### Текстовый блок
● ● ● ● ●

«Лента.ру» продолжает цикл интервью о недавнем прошлом нашей страны. Вслед за перестройкой мы вспоминаем ключевые события и явления 90-х годов — эпохи правления Бориса Ельцина. Кандидат географических наук, создатель аналитической группы «Меркатор» Дмитрий Орешкин рассказал нам, где и зачем в 1996 году в России подтасовывали результаты выборов главы государства.
Сейчас в обществе почти установился своеобразный консенсус, согласно которому президентские выборы 1996 года были полностью сфальсифицированы в пользу Ельцина. Но так ли было на самом деле?
Такая оценка очень характерна. Реальные 90-е подзабыты, на их месте сконструирован миф, составной частью входящий в легенду о России, поднимающейся с колен. Было плохо, пришел Путин — стало хорошо. Так большевики демонизировали ужасы дореволюционного прошлого, мол, благодаря революции, коллективизации и индустриализации жить стало лучше и веселее. Миф всегда упрощает картину мира.
Конечно, идеальными выборы президента в 1996 году не назовешь. Там тоже были фальсификации. Несмотря на это, они были более конкурентными и более честными, чем нынешние.
Почему? Масштаб фальсификаций другой?
Дело даже не в масштабе (хотя он, разумеется, несоизмерим с чуровскими выборами), а в их направленности. В девяностые годы не могло быть речи об унитарном административном ресурсе Кремля. Итоги голосования во многом зависели от настроений (включая готовность фальсифицировать) региональных элит и умения Москвы с ними ладить.
В начале 90-х годов глава Татарстана Минтимер Шаймиев жестко торговался с ослабшей Москвой, требуя больше власти. На первых президентских выборах в июне 1991 года в этой республике избирателям должны были выдавать одновременно два бюллетеня: с кандидатами на пост президента Татарстана и президента России. Рутинный сюжет — человек регистрируется, получает два бюллетеня разного цвета и в кабинке решает, кого желает видеть руководителем Татарстана, а кого — всей России.
Известный исследователь Валентин Михайлов не поленился сравнить итоги. Они парадоксальны. В сельских районах республики средняя явка избирателей на выборах президента Татарстана тогда составила 84 процента, а на выборах президента России — только 30 процентов. Достигалось это просто: избирательные комиссии «забывали» выдавать второй бюллетень и делали это лишь после напоминания со стороны избирателя.
Как видно, активных и сознательных избирателей в татарстанском селе по состоянию на июнь 1991 года оказалось менее трети. Интересно и важно, что в городах Татарстана разрыв в явке на голосование за двух президентов был существенно меньше, от трех до девяти процентов. В городах избиратель не так зависим и послушен, да и члены избирательных комиссий тоже.
На федеральных выборах в Государственную Думу 1993 года явка в Татарстане составила 13,4 процента. Шаймиев прямо объяснял это неурегулированностью двухсторонних отношений между Москвой и Казанью. Ельцину пришлось уступить, и на думских выборах 1995 года Татарстан уже показал явку около 60 процентов.
О чем это говорит?

● ● ● ● ●

### Записи набора данных
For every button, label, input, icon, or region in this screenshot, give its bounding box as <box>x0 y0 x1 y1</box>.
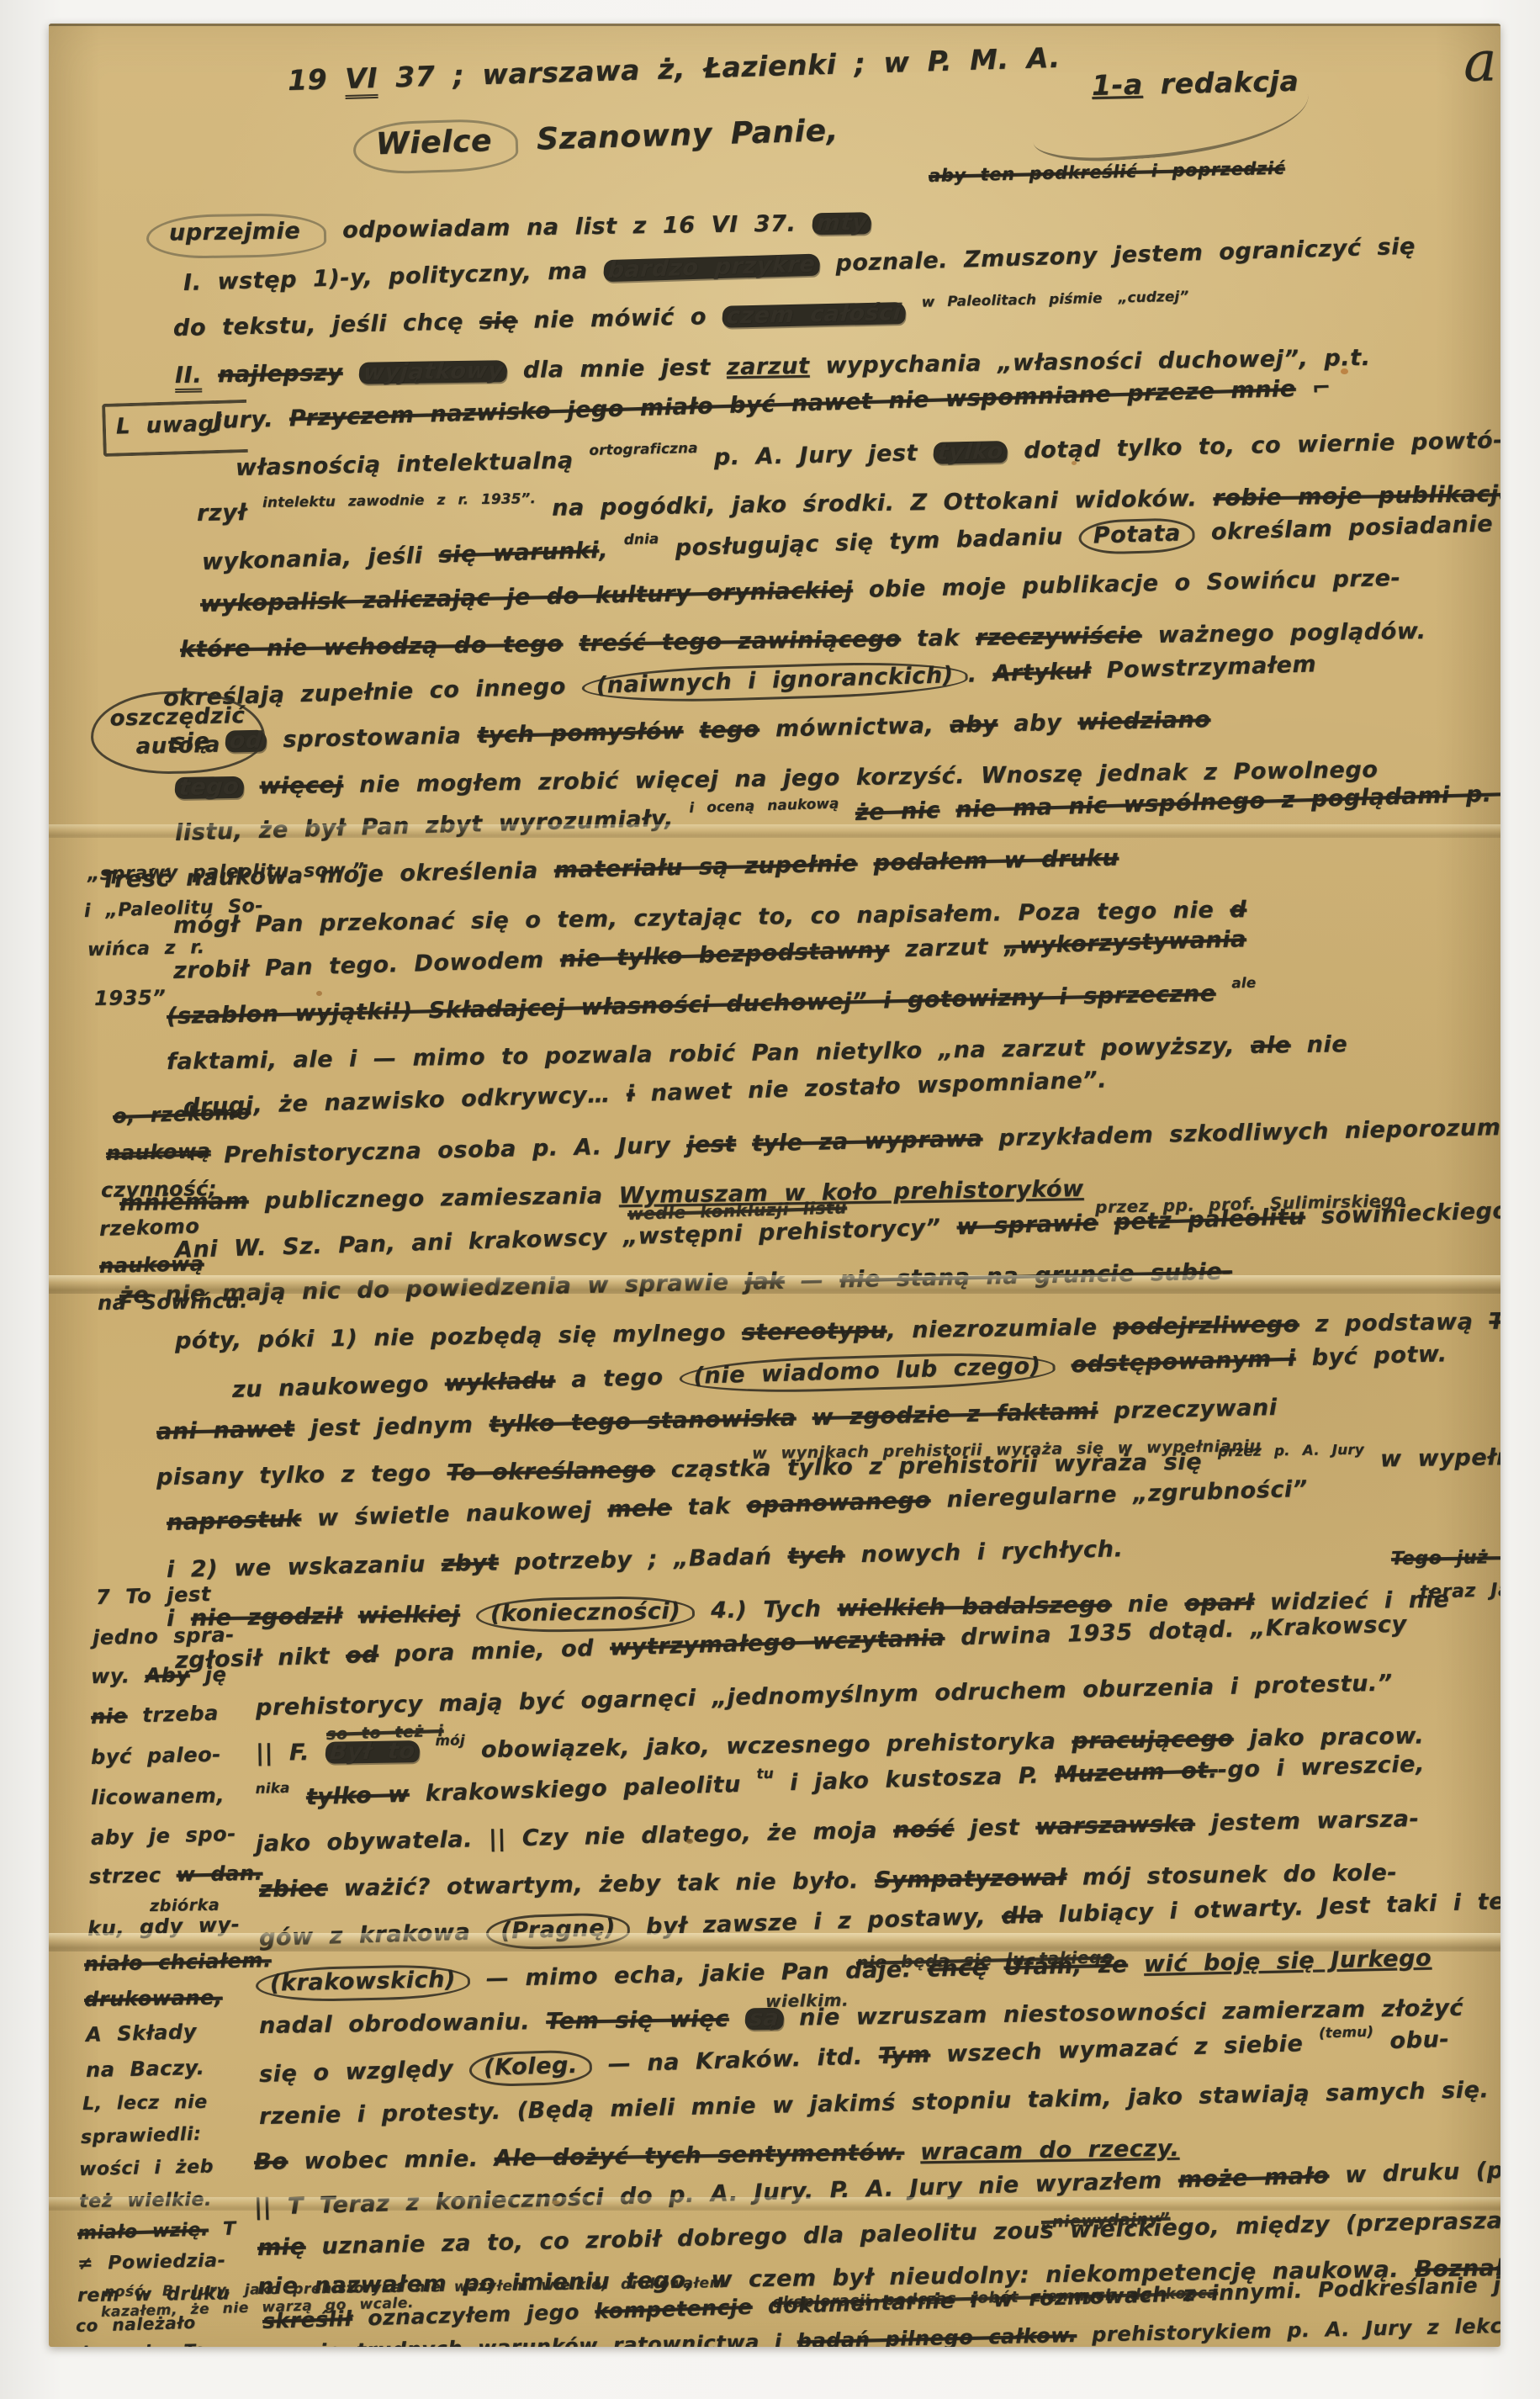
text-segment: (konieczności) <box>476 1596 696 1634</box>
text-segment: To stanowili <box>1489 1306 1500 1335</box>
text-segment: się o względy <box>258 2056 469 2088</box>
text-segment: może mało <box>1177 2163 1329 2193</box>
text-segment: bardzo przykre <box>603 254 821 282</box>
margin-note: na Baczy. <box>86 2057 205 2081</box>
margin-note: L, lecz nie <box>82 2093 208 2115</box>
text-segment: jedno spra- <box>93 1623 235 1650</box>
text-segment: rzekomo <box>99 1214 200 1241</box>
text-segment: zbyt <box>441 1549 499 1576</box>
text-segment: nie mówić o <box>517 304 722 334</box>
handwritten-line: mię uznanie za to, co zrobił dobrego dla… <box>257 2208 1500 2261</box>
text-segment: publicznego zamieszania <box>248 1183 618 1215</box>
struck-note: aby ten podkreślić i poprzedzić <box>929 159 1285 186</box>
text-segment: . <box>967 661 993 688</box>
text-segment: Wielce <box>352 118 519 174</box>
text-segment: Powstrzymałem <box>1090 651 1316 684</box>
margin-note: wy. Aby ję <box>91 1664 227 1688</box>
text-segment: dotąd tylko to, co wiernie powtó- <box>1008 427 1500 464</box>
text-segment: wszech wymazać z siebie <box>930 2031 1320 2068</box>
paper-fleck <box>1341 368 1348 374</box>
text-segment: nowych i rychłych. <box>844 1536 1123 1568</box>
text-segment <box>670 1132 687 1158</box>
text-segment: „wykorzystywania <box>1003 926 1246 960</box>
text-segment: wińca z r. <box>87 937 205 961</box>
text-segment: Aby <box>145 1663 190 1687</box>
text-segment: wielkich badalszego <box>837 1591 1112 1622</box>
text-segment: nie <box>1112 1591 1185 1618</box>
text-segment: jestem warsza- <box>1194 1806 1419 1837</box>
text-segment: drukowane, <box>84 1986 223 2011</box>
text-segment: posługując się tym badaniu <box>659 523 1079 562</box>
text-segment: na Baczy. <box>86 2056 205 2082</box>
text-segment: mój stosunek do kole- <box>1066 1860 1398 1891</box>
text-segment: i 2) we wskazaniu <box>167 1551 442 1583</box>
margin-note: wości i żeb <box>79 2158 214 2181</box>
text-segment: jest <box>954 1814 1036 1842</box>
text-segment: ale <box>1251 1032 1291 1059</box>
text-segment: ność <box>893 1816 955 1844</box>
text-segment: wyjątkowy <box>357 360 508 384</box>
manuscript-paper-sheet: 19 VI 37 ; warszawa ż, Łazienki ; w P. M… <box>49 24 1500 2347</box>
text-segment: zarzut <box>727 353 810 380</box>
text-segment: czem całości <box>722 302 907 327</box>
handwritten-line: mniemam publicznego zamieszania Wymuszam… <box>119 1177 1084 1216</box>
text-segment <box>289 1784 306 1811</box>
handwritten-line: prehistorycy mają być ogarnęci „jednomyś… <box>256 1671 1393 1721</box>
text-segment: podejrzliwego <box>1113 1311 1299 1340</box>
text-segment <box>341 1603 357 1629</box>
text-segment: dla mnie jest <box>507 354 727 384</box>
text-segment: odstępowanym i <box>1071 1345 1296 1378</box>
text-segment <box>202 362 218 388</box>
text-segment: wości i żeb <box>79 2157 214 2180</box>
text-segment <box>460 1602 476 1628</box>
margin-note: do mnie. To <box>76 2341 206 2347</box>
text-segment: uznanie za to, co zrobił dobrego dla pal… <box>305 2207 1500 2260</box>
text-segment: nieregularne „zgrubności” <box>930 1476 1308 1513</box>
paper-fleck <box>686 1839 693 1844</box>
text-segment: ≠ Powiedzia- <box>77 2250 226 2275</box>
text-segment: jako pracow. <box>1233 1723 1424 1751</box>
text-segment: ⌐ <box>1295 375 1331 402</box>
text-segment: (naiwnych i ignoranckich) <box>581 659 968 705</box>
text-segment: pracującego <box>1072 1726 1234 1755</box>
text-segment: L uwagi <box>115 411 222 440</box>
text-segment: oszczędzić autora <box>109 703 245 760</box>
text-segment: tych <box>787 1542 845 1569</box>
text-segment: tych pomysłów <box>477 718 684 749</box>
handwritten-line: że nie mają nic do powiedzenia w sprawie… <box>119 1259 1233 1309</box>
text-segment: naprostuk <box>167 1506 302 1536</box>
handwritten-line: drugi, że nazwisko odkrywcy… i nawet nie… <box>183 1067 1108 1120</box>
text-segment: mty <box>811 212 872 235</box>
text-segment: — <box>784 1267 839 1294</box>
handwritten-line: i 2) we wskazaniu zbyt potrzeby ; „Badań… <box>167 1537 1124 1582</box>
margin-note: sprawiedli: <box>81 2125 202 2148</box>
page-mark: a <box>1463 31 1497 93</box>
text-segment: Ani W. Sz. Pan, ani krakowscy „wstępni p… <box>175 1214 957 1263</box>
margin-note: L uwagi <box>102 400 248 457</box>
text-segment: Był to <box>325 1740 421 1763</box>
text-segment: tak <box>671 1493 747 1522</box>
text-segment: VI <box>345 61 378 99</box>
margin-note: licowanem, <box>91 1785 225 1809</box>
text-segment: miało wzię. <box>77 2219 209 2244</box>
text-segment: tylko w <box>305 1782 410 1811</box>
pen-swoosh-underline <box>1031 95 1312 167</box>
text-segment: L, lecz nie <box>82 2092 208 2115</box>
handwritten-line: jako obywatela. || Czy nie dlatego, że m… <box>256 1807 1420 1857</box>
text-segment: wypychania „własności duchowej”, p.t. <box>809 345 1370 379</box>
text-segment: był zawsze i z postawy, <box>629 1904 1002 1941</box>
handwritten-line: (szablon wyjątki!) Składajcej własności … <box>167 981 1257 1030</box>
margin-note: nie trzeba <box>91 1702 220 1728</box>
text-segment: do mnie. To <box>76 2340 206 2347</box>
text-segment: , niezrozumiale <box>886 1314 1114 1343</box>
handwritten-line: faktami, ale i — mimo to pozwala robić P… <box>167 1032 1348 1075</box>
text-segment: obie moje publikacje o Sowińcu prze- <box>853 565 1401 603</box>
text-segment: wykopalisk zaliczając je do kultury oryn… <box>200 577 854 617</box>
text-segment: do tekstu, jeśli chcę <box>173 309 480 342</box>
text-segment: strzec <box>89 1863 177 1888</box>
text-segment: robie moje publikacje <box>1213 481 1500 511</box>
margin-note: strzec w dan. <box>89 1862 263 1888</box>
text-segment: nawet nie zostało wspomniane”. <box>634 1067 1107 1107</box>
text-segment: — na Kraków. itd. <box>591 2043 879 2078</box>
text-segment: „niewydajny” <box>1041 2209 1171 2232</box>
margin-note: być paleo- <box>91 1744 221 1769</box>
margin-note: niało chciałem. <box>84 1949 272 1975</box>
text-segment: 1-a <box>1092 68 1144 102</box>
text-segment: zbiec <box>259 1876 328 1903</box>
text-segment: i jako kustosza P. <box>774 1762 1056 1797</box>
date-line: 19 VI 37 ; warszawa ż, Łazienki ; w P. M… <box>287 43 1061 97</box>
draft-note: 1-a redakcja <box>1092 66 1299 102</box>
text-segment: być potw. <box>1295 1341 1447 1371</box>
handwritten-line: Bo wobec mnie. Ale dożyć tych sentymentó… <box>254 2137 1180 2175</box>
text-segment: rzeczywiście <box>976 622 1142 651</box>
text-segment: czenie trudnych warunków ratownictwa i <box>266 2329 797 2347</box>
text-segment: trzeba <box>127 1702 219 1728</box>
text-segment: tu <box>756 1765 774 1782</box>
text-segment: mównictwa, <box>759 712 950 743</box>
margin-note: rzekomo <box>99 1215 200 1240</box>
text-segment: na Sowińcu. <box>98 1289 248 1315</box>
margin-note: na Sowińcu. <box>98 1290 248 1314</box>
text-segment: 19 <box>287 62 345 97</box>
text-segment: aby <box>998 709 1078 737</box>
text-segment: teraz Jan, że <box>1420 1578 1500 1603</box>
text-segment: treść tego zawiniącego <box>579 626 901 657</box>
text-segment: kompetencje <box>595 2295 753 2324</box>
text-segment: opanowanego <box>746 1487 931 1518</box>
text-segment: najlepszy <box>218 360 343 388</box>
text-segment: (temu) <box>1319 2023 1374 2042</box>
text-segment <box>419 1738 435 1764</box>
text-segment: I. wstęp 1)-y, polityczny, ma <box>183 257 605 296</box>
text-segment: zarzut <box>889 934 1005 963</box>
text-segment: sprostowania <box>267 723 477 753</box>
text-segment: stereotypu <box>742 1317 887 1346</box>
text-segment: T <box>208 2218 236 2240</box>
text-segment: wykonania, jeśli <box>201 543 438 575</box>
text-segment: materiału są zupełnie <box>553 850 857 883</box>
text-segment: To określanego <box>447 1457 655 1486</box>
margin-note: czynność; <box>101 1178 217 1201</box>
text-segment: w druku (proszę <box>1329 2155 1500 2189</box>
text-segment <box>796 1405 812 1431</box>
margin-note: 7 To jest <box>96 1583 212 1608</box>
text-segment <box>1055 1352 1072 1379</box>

● ● ● ● ●

Дословно перепишите фрагмент интервью о президентских выборах 1996 года, начиная со слов «Дело даже не» и заканчивая словами «с ними ладить.». Записи являются самостоятельным материалом и с интервью не связаны.

### Выполненное задание
Дело даже не в масштабе (хотя он, разумеется, несоизмерим с чуровскими выборами), а в их направленности. В девяностые годы не могло быть речи об унитарном административном ресурсе Кремля. Итоги голосования во многом зависели от настроений (включая готовность фальсифицировать) региональных элит и умения Москвы с ними ладить.